▶ [Instructions for the task]:
Reproduce every line of the following records verbatim, with no changes.

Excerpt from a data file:

• • • •

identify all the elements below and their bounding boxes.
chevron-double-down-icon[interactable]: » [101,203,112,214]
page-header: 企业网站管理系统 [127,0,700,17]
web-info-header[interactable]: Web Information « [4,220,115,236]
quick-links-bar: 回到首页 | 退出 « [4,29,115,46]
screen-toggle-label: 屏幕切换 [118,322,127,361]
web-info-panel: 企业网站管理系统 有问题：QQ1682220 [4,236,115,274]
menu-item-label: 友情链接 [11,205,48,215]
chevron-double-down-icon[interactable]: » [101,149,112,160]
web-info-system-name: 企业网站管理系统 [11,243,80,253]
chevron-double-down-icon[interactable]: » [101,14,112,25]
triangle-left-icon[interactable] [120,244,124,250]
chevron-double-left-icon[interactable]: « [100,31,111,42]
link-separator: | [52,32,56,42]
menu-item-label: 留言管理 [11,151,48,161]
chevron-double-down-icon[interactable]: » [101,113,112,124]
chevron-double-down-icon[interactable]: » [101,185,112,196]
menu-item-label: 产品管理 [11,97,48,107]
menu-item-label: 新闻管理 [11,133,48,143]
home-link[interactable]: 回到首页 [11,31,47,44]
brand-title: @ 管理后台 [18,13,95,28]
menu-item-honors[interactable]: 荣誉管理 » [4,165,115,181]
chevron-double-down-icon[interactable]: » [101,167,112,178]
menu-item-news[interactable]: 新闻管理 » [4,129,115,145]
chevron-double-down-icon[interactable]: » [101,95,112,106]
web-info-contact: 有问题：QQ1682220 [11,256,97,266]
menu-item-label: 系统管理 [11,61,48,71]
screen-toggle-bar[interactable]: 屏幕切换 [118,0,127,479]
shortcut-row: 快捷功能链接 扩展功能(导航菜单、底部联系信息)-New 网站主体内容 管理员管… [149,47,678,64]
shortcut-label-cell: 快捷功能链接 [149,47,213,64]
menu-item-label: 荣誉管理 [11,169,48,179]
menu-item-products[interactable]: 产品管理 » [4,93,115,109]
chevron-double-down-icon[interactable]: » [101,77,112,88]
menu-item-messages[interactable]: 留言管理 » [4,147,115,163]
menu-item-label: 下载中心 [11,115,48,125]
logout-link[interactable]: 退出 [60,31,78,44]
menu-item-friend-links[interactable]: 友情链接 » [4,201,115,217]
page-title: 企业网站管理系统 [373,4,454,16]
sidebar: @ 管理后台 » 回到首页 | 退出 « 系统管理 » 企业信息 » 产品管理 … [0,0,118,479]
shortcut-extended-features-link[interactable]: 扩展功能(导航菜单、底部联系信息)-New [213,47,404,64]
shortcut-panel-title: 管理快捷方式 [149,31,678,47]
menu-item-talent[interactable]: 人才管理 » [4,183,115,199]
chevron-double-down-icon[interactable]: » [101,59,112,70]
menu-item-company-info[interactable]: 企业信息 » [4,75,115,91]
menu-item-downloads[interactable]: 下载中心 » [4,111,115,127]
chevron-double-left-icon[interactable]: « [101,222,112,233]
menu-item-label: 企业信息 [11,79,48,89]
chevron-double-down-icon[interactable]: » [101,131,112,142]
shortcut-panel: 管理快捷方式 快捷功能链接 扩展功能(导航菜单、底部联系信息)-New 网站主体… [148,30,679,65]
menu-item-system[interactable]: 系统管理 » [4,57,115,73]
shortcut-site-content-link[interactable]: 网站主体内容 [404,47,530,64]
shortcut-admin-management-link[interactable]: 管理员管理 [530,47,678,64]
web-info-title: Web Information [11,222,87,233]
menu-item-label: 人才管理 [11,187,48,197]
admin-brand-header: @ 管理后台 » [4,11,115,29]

• • • •

▶ [The solution]:
identify all the elements below and their bounding boxes.
chevron-double-down-icon[interactable]: » [101,203,112,214]
page-header: 企业网站管理系统 [127,0,700,17]
web-info-header[interactable]: Web Information « [4,220,115,236]
quick-links-bar: 回到首页 | 退出 « [4,29,115,46]
screen-toggle-label: 屏幕切换 [118,322,127,361]
web-info-panel: 企业网站管理系统 有问题：QQ1682220 [4,236,115,274]
menu-item-label: 友情链接 [11,205,48,215]
chevron-double-down-icon[interactable]: » [101,149,112,160]
web-info-system-name: 企业网站管理系统 [11,243,80,253]
chevron-double-down-icon[interactable]: » [101,14,112,25]
triangle-left-icon[interactable] [120,244,124,250]
chevron-double-left-icon[interactable]: « [100,31,111,42]
link-separator: | [52,32,56,42]
menu-item-label: 留言管理 [11,151,48,161]
chevron-double-down-icon[interactable]: » [101,113,112,124]
chevron-double-down-icon[interactable]: » [101,185,112,196]
menu-item-label: 产品管理 [11,97,48,107]
menu-item-label: 新闻管理 [11,133,48,143]
home-link[interactable]: 回到首页 [11,31,47,44]
brand-title: @ 管理后台 [18,13,95,28]
menu-item-honors[interactable]: 荣誉管理 » [4,165,115,181]
chevron-double-down-icon[interactable]: » [101,167,112,178]
menu-item-news[interactable]: 新闻管理 » [4,129,115,145]
chevron-double-down-icon[interactable]: » [101,95,112,106]
web-info-contact: 有问题：QQ1682220 [11,256,97,266]
menu-item-label: 系统管理 [11,61,48,71]
screen-toggle-bar[interactable]: 屏幕切换 [118,0,127,479]
shortcut-row: 快捷功能链接 扩展功能(导航菜单、底部联系信息)-New 网站主体内容 管理员管… [149,47,678,64]
shortcut-label-cell: 快捷功能链接 [149,47,213,64]
menu-item-label: 荣誉管理 [11,169,48,179]
menu-item-products[interactable]: 产品管理 » [4,93,115,109]
chevron-double-down-icon[interactable]: » [101,77,112,88]
menu-item-messages[interactable]: 留言管理 » [4,147,115,163]
menu-item-label: 下载中心 [11,115,48,125]
logout-link[interactable]: 退出 [60,31,78,44]
menu-item-friend-links[interactable]: 友情链接 » [4,201,115,217]
page-title: 企业网站管理系统 [373,4,454,16]
sidebar: @ 管理后台 » 回到首页 | 退出 « 系统管理 » 企业信息 » 产品管理 … [0,0,118,479]
shortcut-extended-features-link[interactable]: 扩展功能(导航菜单、底部联系信息)-New [213,47,404,64]
shortcut-panel-title: 管理快捷方式 [149,31,678,47]
menu-item-talent[interactable]: 人才管理 » [4,183,115,199]
chevron-double-down-icon[interactable]: » [101,59,112,70]
menu-item-company-info[interactable]: 企业信息 » [4,75,115,91]
menu-item-downloads[interactable]: 下载中心 » [4,111,115,127]
chevron-double-left-icon[interactable]: « [101,222,112,233]
menu-item-label: 企业信息 [11,79,48,89]
chevron-double-down-icon[interactable]: » [101,131,112,142]
shortcut-panel: 管理快捷方式 快捷功能链接 扩展功能(导航菜单、底部联系信息)-New 网站主体… [148,30,679,65]
menu-item-system[interactable]: 系统管理 » [4,57,115,73]
shortcut-site-content-link[interactable]: 网站主体内容 [404,47,530,64]
shortcut-admin-management-link[interactable]: 管理员管理 [530,47,678,64]
web-info-title: Web Information [11,222,87,233]
menu-item-label: 人才管理 [11,187,48,197]
admin-brand-header: @ 管理后台 » [4,11,115,29]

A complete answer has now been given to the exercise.